SHORT TASK: Set out each line from the following listing that includes the word "Special".

Data entries:

---*---

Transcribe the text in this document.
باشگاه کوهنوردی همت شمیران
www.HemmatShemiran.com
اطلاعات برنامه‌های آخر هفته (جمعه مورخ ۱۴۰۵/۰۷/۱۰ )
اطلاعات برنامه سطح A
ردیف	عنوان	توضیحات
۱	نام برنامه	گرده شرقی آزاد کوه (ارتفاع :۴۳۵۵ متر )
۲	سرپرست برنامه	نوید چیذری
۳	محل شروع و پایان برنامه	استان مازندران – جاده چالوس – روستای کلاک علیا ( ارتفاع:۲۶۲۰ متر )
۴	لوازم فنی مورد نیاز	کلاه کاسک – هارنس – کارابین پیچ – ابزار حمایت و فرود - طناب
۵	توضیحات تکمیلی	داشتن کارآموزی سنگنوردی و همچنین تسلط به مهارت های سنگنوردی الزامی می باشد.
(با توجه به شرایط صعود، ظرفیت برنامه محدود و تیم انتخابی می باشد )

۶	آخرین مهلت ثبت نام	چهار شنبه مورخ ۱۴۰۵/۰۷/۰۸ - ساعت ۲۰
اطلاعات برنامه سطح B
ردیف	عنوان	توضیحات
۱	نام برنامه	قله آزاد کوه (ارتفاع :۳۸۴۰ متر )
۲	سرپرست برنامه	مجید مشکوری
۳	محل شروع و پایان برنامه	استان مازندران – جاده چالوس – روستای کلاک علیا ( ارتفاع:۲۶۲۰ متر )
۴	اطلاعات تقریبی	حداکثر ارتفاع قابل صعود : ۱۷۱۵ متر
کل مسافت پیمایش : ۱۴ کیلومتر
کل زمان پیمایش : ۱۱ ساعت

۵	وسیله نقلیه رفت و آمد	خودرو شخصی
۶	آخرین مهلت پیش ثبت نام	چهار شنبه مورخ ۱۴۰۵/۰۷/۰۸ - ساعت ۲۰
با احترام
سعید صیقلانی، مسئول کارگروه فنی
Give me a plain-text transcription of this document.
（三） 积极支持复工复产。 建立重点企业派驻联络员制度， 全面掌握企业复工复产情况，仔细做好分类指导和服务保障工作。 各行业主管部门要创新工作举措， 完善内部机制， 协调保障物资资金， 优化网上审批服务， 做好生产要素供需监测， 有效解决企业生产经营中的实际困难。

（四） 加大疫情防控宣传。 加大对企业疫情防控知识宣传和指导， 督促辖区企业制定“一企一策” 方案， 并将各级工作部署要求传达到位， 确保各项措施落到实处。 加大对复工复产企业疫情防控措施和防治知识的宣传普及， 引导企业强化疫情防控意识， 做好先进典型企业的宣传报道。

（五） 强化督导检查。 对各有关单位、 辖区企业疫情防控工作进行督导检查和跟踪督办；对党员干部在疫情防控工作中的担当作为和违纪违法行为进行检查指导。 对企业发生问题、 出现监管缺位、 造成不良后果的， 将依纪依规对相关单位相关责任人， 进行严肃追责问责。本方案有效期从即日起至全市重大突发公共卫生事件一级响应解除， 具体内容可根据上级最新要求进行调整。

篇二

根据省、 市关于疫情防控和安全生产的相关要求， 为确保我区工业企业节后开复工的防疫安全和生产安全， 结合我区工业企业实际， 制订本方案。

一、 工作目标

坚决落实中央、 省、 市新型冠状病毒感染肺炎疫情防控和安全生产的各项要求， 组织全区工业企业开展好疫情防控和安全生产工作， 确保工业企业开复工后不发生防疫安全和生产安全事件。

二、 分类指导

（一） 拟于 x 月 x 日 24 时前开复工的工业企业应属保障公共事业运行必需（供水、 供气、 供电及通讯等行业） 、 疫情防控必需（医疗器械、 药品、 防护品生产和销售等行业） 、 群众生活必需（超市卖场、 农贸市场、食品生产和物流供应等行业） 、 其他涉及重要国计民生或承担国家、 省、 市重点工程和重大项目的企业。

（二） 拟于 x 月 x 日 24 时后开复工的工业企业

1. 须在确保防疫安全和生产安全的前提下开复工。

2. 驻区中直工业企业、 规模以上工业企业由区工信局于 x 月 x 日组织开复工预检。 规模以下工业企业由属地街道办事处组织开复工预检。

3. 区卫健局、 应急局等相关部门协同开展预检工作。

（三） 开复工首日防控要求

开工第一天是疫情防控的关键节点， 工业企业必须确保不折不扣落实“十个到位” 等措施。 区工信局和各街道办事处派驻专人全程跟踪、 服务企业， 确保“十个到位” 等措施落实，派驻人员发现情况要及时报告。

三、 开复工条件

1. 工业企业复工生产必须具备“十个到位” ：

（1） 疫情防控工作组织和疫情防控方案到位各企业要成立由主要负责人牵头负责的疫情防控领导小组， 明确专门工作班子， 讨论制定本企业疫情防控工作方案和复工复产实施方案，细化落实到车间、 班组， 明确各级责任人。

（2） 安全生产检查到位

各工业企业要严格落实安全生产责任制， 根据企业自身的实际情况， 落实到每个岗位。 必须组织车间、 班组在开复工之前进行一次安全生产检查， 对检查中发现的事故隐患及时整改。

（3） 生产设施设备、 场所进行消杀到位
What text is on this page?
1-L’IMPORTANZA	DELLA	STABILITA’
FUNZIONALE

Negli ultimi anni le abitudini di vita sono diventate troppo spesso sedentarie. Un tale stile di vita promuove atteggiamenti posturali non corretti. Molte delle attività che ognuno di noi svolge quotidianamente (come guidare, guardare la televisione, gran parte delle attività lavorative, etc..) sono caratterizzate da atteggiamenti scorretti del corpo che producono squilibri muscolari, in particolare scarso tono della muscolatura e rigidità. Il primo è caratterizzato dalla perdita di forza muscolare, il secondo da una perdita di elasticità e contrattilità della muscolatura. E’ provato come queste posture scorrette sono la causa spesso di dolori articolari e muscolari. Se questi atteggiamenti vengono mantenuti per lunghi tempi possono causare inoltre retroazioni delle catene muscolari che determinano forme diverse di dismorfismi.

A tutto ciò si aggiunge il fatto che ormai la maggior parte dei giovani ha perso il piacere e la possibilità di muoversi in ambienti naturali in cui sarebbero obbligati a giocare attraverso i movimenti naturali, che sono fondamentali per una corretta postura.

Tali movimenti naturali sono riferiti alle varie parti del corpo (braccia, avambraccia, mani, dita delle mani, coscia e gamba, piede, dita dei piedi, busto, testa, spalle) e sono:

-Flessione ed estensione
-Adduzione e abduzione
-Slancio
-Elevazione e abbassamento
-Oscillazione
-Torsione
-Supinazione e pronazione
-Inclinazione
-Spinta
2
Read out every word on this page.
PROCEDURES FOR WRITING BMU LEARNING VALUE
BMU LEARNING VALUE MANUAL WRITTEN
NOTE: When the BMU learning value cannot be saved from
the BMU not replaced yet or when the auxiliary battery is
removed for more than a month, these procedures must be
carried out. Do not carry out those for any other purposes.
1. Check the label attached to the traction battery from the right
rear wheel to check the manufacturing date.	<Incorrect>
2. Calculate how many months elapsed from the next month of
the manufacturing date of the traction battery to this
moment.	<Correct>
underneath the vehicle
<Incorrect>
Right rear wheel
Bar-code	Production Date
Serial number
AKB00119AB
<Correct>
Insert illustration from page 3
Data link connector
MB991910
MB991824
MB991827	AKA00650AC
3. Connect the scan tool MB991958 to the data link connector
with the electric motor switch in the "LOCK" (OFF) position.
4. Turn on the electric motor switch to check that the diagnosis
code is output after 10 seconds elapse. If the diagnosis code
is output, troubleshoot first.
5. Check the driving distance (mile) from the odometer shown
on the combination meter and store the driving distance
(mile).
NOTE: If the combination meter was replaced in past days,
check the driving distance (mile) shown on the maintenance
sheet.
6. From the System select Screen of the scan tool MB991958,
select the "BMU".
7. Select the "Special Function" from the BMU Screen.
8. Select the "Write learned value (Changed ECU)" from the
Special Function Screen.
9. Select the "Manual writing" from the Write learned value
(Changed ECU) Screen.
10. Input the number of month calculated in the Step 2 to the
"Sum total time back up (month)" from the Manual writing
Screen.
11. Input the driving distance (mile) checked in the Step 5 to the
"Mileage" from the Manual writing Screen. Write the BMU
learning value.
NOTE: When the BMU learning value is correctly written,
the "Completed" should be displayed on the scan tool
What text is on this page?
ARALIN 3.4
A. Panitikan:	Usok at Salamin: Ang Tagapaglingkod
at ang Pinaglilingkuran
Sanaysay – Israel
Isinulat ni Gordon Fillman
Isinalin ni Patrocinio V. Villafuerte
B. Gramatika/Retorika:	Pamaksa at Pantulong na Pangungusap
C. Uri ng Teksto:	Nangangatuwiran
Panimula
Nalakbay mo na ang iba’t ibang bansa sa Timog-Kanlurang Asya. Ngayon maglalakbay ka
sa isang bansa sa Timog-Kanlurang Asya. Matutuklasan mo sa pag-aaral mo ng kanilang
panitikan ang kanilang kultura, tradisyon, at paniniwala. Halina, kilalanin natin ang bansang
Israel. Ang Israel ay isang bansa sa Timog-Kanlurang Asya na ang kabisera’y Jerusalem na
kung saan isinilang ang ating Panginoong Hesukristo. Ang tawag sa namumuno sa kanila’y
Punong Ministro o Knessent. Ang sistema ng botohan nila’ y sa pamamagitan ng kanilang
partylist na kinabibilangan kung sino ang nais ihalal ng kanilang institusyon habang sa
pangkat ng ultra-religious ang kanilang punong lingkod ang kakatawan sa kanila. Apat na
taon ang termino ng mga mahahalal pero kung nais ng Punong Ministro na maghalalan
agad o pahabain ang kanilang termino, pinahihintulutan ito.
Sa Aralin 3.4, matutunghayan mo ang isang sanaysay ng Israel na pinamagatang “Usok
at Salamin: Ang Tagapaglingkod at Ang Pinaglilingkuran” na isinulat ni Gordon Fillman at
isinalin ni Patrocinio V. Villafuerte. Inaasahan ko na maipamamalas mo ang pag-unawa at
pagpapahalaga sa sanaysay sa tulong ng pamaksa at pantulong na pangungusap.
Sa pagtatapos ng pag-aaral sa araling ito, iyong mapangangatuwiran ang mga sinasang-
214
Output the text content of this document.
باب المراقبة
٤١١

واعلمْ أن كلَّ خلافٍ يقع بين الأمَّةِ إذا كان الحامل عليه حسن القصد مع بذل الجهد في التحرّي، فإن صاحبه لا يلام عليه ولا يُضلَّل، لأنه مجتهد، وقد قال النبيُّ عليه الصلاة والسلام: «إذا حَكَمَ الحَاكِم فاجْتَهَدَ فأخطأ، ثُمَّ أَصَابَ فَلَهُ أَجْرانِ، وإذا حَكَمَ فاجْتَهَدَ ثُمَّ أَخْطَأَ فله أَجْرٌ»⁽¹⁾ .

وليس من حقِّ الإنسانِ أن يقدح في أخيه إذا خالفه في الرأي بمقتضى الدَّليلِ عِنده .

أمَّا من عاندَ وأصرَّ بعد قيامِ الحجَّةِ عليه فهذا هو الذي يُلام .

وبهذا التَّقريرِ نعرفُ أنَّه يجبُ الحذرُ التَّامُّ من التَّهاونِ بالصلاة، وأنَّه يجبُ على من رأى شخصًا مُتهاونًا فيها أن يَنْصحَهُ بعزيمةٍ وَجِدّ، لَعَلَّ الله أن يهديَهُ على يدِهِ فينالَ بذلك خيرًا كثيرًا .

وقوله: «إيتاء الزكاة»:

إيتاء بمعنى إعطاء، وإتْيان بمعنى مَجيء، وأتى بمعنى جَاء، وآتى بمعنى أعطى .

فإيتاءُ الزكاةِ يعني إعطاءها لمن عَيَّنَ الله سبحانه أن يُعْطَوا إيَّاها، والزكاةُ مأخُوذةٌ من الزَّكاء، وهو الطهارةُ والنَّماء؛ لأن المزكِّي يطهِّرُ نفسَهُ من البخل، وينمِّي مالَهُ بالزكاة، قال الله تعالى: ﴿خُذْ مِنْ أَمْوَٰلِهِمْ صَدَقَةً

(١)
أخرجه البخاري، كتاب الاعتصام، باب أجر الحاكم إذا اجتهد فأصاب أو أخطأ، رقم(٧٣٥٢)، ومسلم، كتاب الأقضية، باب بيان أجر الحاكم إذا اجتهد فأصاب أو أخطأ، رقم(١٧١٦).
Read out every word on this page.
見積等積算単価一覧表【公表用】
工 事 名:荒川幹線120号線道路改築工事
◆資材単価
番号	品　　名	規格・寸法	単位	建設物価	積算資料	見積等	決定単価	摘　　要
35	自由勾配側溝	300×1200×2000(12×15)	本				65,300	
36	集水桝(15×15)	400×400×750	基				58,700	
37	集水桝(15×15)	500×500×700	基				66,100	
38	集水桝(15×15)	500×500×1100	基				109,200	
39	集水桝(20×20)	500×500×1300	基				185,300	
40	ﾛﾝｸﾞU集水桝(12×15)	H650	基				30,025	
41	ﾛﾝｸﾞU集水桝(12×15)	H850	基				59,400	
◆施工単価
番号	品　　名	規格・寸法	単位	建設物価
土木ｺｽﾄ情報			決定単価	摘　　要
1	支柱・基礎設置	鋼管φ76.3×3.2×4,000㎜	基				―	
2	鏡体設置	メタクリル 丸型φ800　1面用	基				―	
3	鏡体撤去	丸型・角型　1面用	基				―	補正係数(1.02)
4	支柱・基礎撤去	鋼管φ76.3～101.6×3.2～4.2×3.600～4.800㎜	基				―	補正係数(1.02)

---*---

COMPLETED TASK:
7. Select the "Special Function" from the BMU Screen.
Special Function Screen.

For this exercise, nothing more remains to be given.